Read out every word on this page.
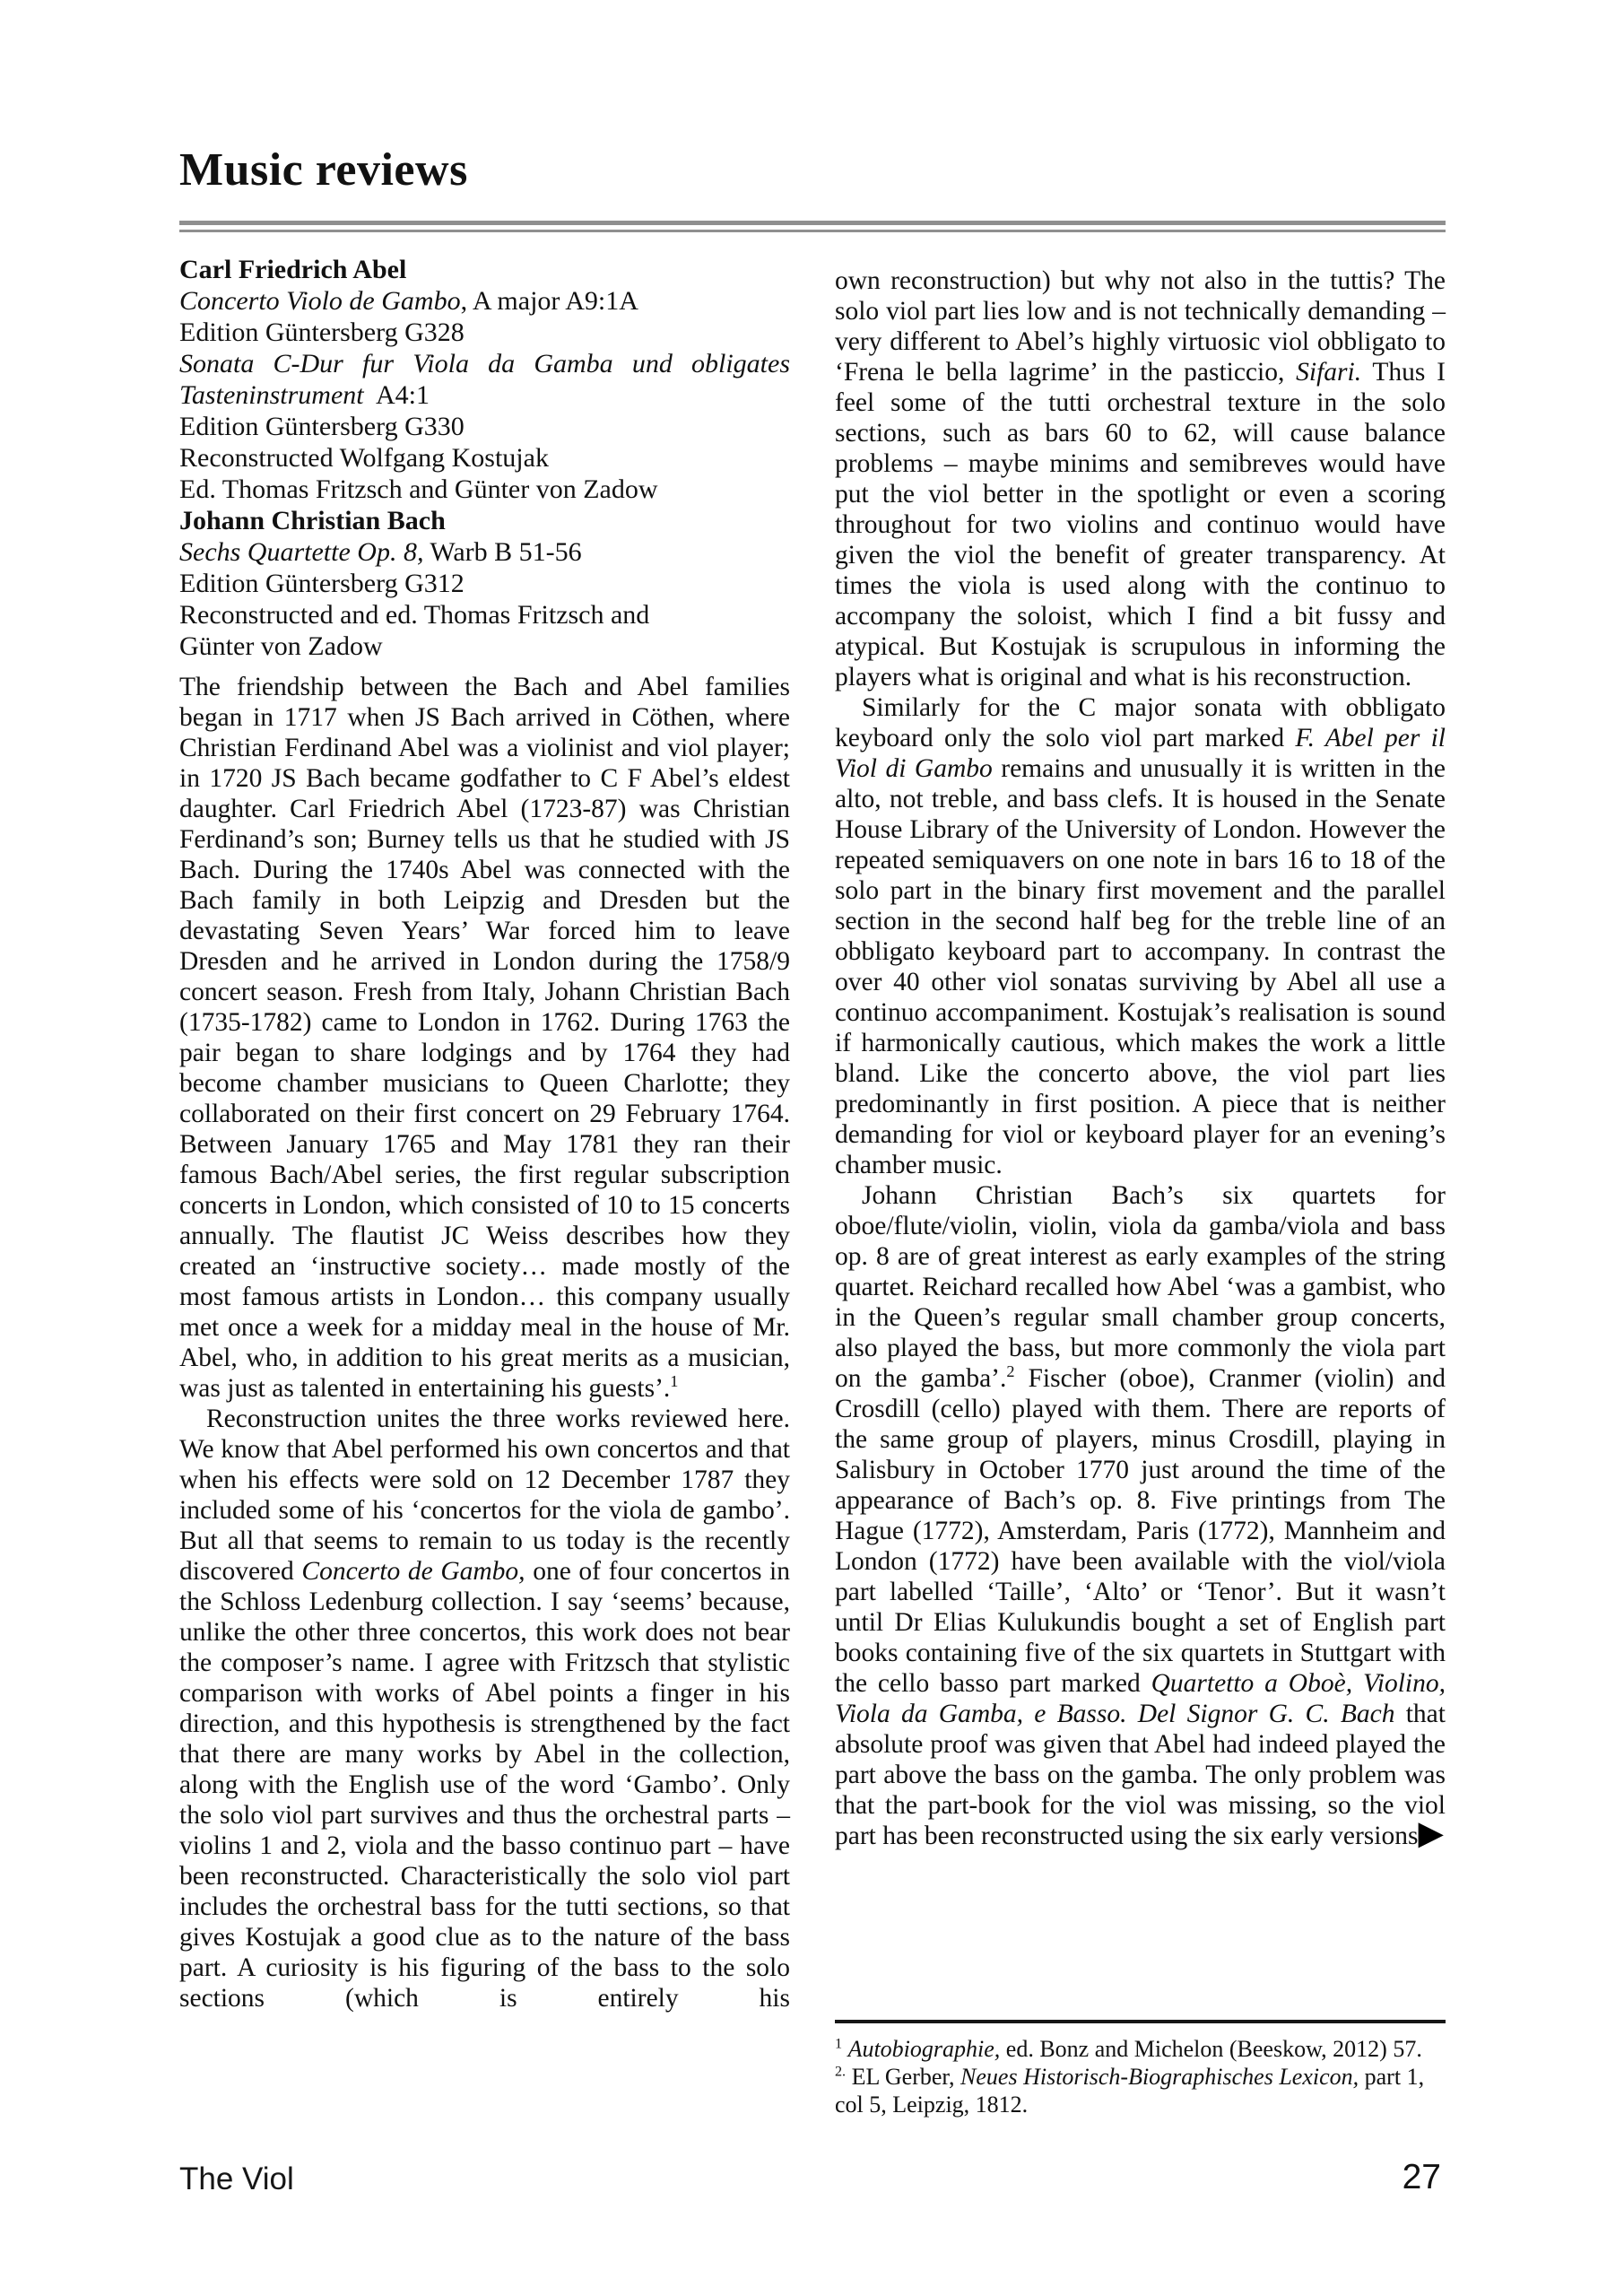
Music reviews
Carl Friedrich Abel
Concerto Violo de Gambo, A major A9:1A
Edition Güntersberg G328
Sonata C-Dur fur Viola da Gamba und obligates
Tasteninstrument  A4:1
Edition Güntersberg G330
Reconstructed Wolfgang Kostujak
Ed. Thomas Fritzsch and Günter von Zadow
Johann Christian Bach
Sechs Quartette Op. 8, Warb B 51-56
Edition Güntersberg G312
Reconstructed and ed. Thomas Fritzsch and
Günter von Zadow

The friendship between the Bach and Abel families began in 1717 when JS Bach arrived in Cöthen, where Christian Ferdinand Abel was a violinist and viol player; in 1720 JS Bach became godfather to C F Abel’s eldest daughter. Carl Friedrich Abel (1723-87) was Christian Ferdinand’s son; Burney tells us that he studied with JS Bach. During the 1740s Abel was connected with the Bach family in both Leipzig and Dresden but the devastating Seven Years’ War forced him to leave Dresden and he arrived in London during the 1758/9 concert season. Fresh from Italy, Johann Christian Bach (1735-1782) came to London in 1762. During 1763 the pair began to share lodgings and by 1764 they had become chamber musicians to Queen Charlotte; they collaborated on their first concert on 29 February 1764. Between January 1765 and May 1781 they ran their famous Bach/Abel series, the first regular subscription concerts in London, which consisted of 10 to 15 concerts annually. The flautist JC Weiss describes how they created an ‘instructive society… made mostly of the most famous artists in London… this company usually met once a week for a midday meal in the house of Mr. Abel, who, in addition to his great merits as a musician, was just as talented in entertaining his guests’.$^1$

Reconstruction unites the three works reviewed here. We know that Abel performed his own concertos and that when his effects were sold on 12 December 1787 they included some of his ‘concertos for the viola de gambo’. But all that seems to remain to us today is the recently discovered Concerto de Gambo, one of four concertos in the Schloss Ledenburg collection. I say ‘seems’ because, unlike the other three concertos, this work does not bear the composer’s name. I agree with Fritzsch that stylistic comparison with works of Abel points a finger in his direction, and this hypothesis is strengthened by the fact that there are many works by Abel in the collection, along with the English use of the word ‘Gambo’. Only the solo viol part survives and thus the orchestral parts – violins 1 and 2, viola and the basso continuo part – have been reconstructed. Characteristically the solo viol part includes the orchestral bass for the tutti sections, so that gives Kostujak a good clue as to the nature of the bass part. A curiosity is his figuring of the bass to the solo sections (which is entirely his

own reconstruction) but why not also in the tuttis? The solo viol part lies low and is not technically demanding – very different to Abel’s highly virtuosic viol obbligato to ‘Frena le bella lagrime’ in the pasticcio, Sifari. Thus I feel some of the tutti orchestral texture in the solo sections, such as bars 60 to 62, will cause balance problems – maybe minims and semibreves would have put the viol better in the spotlight or even a scoring throughout for two violins and continuo would have given the viol the benefit of greater transparency. At times the viola is used along with the continuo to accompany the soloist, which I find a bit fussy and atypical. But Kostujak is scrupulous in informing the players what is original and what is his reconstruction.

Similarly for the C major sonata with obbligato keyboard only the solo viol part marked F. Abel per il Viol di Gambo remains and unusually it is written in the alto, not treble, and bass clefs. It is housed in the Senate House Library of the University of London. However the repeated semiquavers on one note in bars 16 to 18 of the solo part in the binary first movement and the parallel section in the second half beg for the treble line of an obbligato keyboard part to accompany. In contrast the over 40 other viol sonatas surviving by Abel all use a continuo accompaniment. Kostujak’s realisation is sound if harmonically cautious, which makes the work a little bland. Like the concerto above, the viol part lies predominantly in first position. A piece that is neither demanding for viol or keyboard player for an evening’s chamber music.

Johann Christian Bach’s six quartets for oboe/flute/violin, violin, viola da gamba/viola and bass op. 8 are of great interest as early examples of the string quartet. Reichard recalled how Abel ‘was a gambist, who in the Queen’s regular small chamber group concerts, also played the bass, but more commonly the viola part on the gamba’.$^2$ Fischer (oboe), Cranmer (violin) and Crosdill (cello) played with them. There are reports of the same group of players, minus Crosdill, playing in Salisbury in October 1770 just around the time of the appearance of Bach’s op. 8. Five printings from The Hague (1772), Amsterdam, Paris (1772), Mannheim and London (1772) have been available with the viol/viola part labelled ‘Taille’, ‘Alto’ or ‘Tenor’. But it wasn’t until Dr Elias Kulukundis bought a set of English part books containing five of the six quartets in Stuttgart with the cello basso part marked Quartetto a Oboè, Violino, Viola da Gamba, e Basso. Del Signor G. C. Bach that absolute proof was given that Abel had indeed played the part above the bass on the gamba. The only problem was that the part-book for the viol was missing, so the viol part has been reconstructed using the six early versions.
▶

$^1$ Autobiographie, ed. Bonz and Michelon (Beeskow, 2012) 57.

$^{2.}$ EL Gerber, Neues Historisch-Biographisches Lexicon, part 1, col 5, Leipzig, 1812.

The Viol	27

= = =

> _Task objective_: In how many lines does the word "Güntersberg" appear? Respond with the number alone.

> _Answer to this exercise_: 3